⟨

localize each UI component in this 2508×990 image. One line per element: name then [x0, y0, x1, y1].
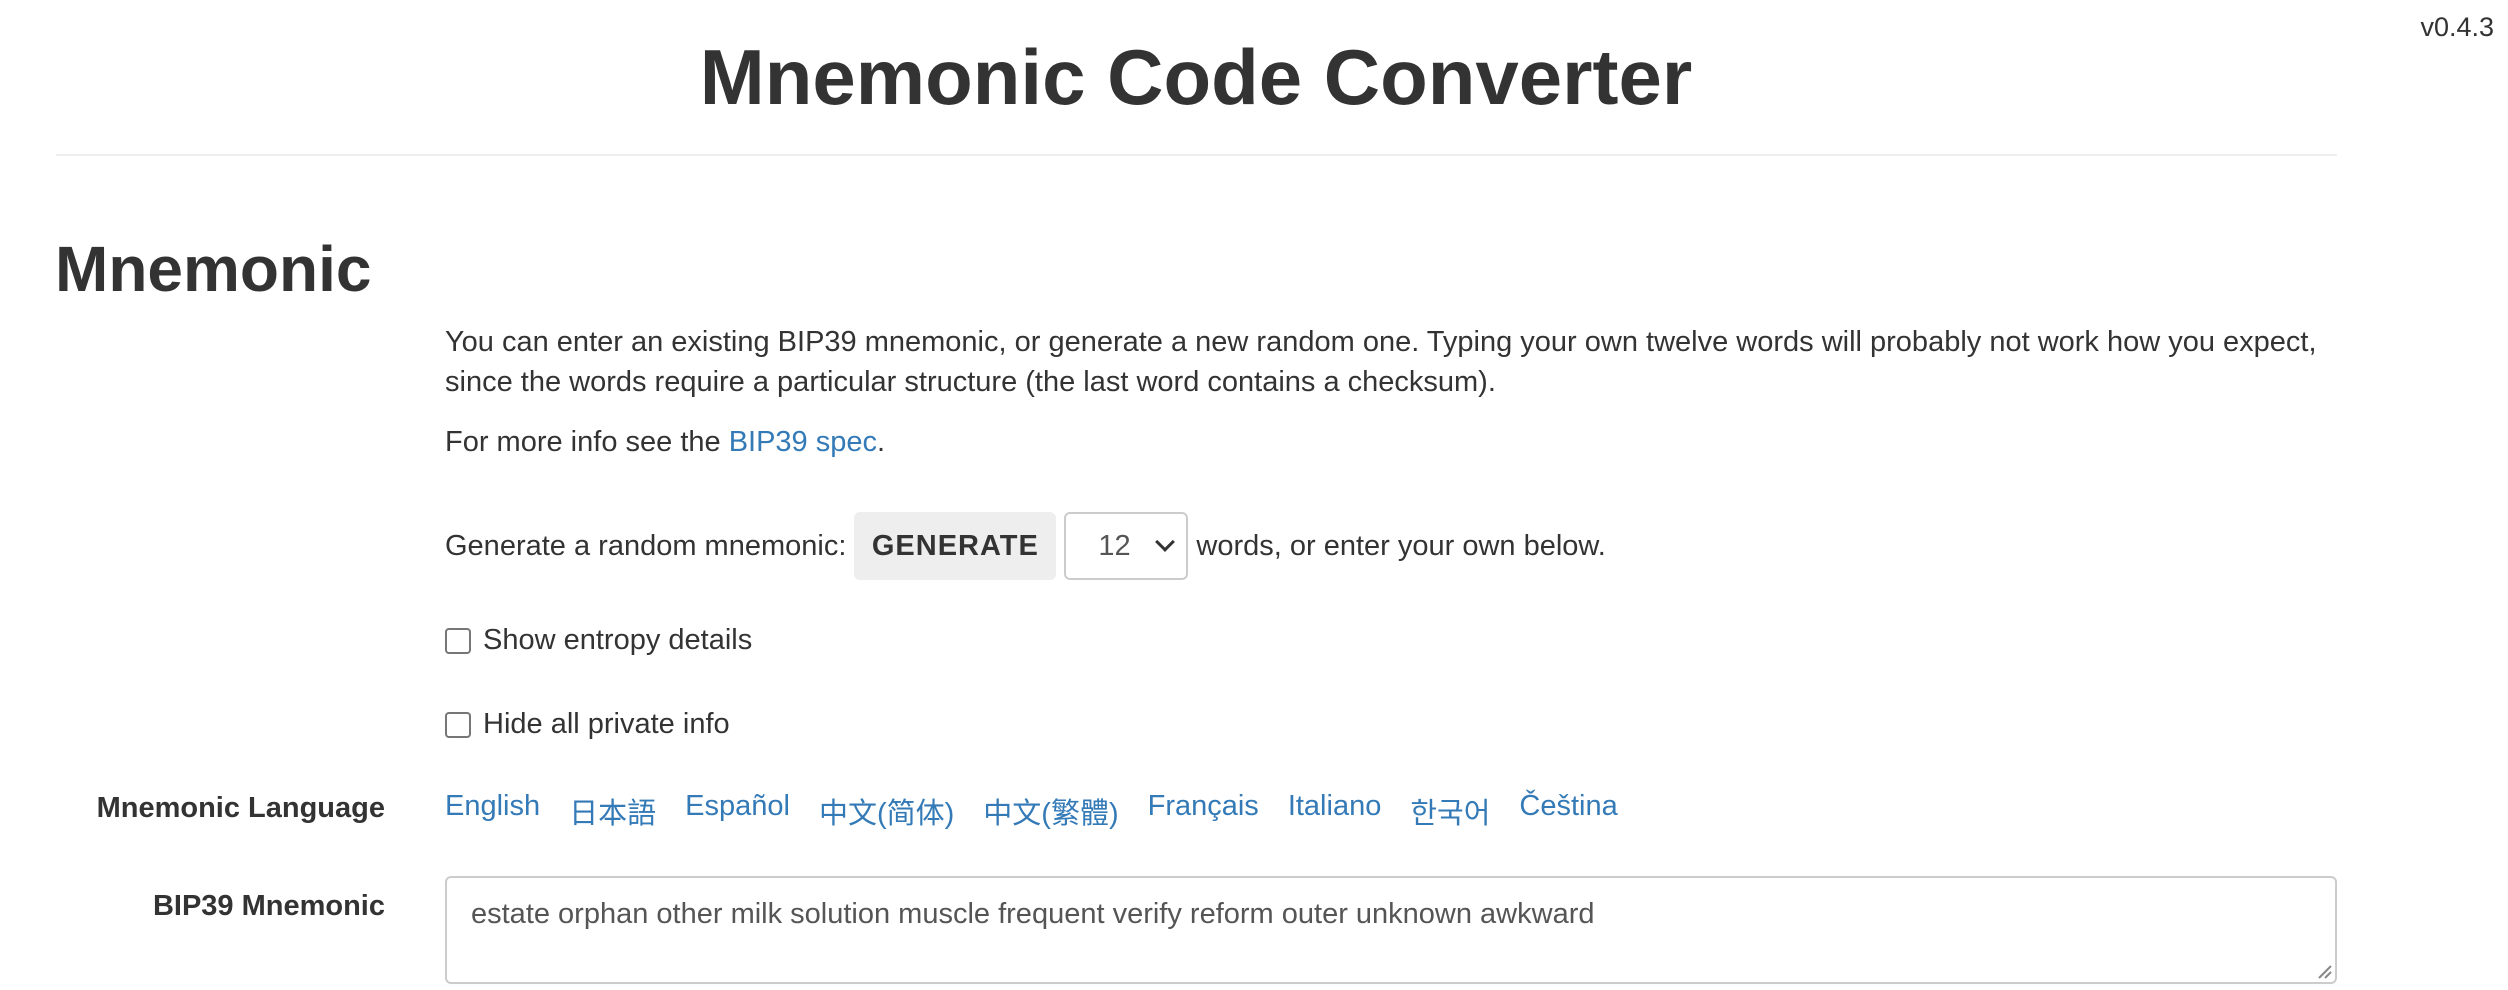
section-heading-mnemonic: Mnemonic — [55, 233, 372, 305]
chevron-down-icon — [1155, 532, 1176, 552]
language-link-spanish[interactable]: Español — [685, 790, 790, 832]
language-link-english[interactable]: English — [445, 790, 540, 832]
bip39-mnemonic-value: estate orphan other milk solution muscle… — [471, 898, 1595, 930]
mnemonic-description: You can enter an existing BIP39 mnemonic… — [445, 326, 2317, 398]
language-list: English 日本語 Español 中文(简体) 中文(繁體) França… — [445, 790, 1647, 832]
more-info-prefix: For more info see the — [445, 426, 729, 458]
language-link-korean[interactable]: 한국어 — [1410, 790, 1490, 832]
generate-suffix: words, or enter your own below. — [1196, 529, 1606, 562]
generate-row: Generate a random mnemonic: GENERATE 12 … — [445, 512, 1606, 580]
word-count-value: 12 — [1098, 529, 1131, 562]
page-title: Mnemonic Code Converter — [699, 33, 1693, 121]
title-divider — [56, 154, 2337, 156]
hide-private-option[interactable]: Hide all private info — [445, 708, 730, 741]
hide-private-checkbox[interactable] — [445, 711, 471, 738]
language-link-chinese-simplified[interactable]: 中文(简体) — [819, 790, 954, 832]
language-link-czech[interactable]: Čeština — [1519, 790, 1617, 832]
show-entropy-label: Show entropy details — [483, 624, 753, 656]
version-label: v0.4.3 — [2420, 12, 2494, 42]
generate-button[interactable]: GENERATE — [854, 512, 1057, 580]
resize-handle-icon[interactable] — [2315, 962, 2333, 980]
bip39-spec-link[interactable]: BIP39 spec — [729, 426, 877, 458]
more-info-suffix: . — [877, 426, 886, 458]
language-link-french[interactable]: Français — [1148, 790, 1259, 832]
language-link-italian[interactable]: Italiano — [1288, 790, 1382, 832]
word-count-select[interactable]: 12 — [1064, 512, 1189, 580]
show-entropy-option[interactable]: Show entropy details — [445, 624, 752, 657]
mnemonic-language-label: Mnemonic Language — [96, 792, 385, 824]
more-info-text: For more info see the BIP39 spec. — [445, 422, 2345, 462]
language-link-chinese-traditional[interactable]: 中文(繁體) — [983, 790, 1118, 832]
bip39-mnemonic-label: BIP39 Mnemonic — [152, 890, 385, 922]
bip39-mnemonic-textarea[interactable]: estate orphan other milk solution muscle… — [445, 876, 2337, 984]
generate-label: Generate a random mnemonic: — [445, 529, 847, 562]
language-link-japanese[interactable]: 日本語 — [569, 790, 656, 832]
hide-private-label: Hide all private info — [483, 708, 730, 740]
show-entropy-checkbox[interactable] — [445, 627, 471, 654]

⟩

> **Exercise**:
Copy out, without any change, the lines of the items from the line with "section-heading-mnemonic: Mnemonic —" up to and including the line with "bip39-mnemonic-textarea[interactable]: estate orphan".

> **Task result**:
section-heading-mnemonic: Mnemonic — [55, 233, 372, 305]
chevron-down-icon — [1155, 532, 1176, 552]
language-link-spanish[interactable]: Español — [685, 790, 790, 832]
language-link-english[interactable]: English — [445, 790, 540, 832]
bip39-mnemonic-value: estate orphan other milk solution muscle… — [471, 898, 1595, 930]
mnemonic-description: You can enter an existing BIP39 mnemonic… — [445, 326, 2317, 398]
language-list: English 日本語 Español 中文(简体) 中文(繁體) França… — [445, 790, 1647, 832]
more-info-prefix: For more info see the — [445, 426, 729, 458]
language-link-korean[interactable]: 한국어 — [1410, 790, 1490, 832]
generate-suffix: words, or enter your own below. — [1196, 529, 1606, 562]
generate-row: Generate a random mnemonic: GENERATE 12 … — [445, 512, 1606, 580]
word-count-value: 12 — [1098, 529, 1131, 562]
page-title: Mnemonic Code Converter — [699, 33, 1693, 121]
title-divider — [56, 154, 2337, 156]
hide-private-option[interactable]: Hide all private info — [445, 708, 730, 741]
hide-private-checkbox[interactable] — [445, 711, 471, 738]
language-link-chinese-simplified[interactable]: 中文(简体) — [819, 790, 954, 832]
language-link-czech[interactable]: Čeština — [1519, 790, 1617, 832]
show-entropy-label: Show entropy details — [483, 624, 753, 656]
version-label: v0.4.3 — [2420, 12, 2494, 42]
generate-button[interactable]: GENERATE — [854, 512, 1057, 580]
resize-handle-icon[interactable] — [2315, 962, 2333, 980]
bip39-spec-link[interactable]: BIP39 spec — [729, 426, 877, 458]
more-info-suffix: . — [877, 426, 886, 458]
language-link-french[interactable]: Français — [1148, 790, 1259, 832]
language-link-italian[interactable]: Italiano — [1288, 790, 1382, 832]
word-count-select[interactable]: 12 — [1064, 512, 1189, 580]
show-entropy-option[interactable]: Show entropy details — [445, 624, 752, 657]
mnemonic-language-label: Mnemonic Language — [96, 792, 385, 824]
more-info-text: For more info see the BIP39 spec. — [445, 422, 2345, 462]
language-link-chinese-traditional[interactable]: 中文(繁體) — [983, 790, 1118, 832]
bip39-mnemonic-label: BIP39 Mnemonic — [152, 890, 385, 922]
bip39-mnemonic-textarea[interactable]: estate orphan other milk solution muscle… — [445, 876, 2337, 984]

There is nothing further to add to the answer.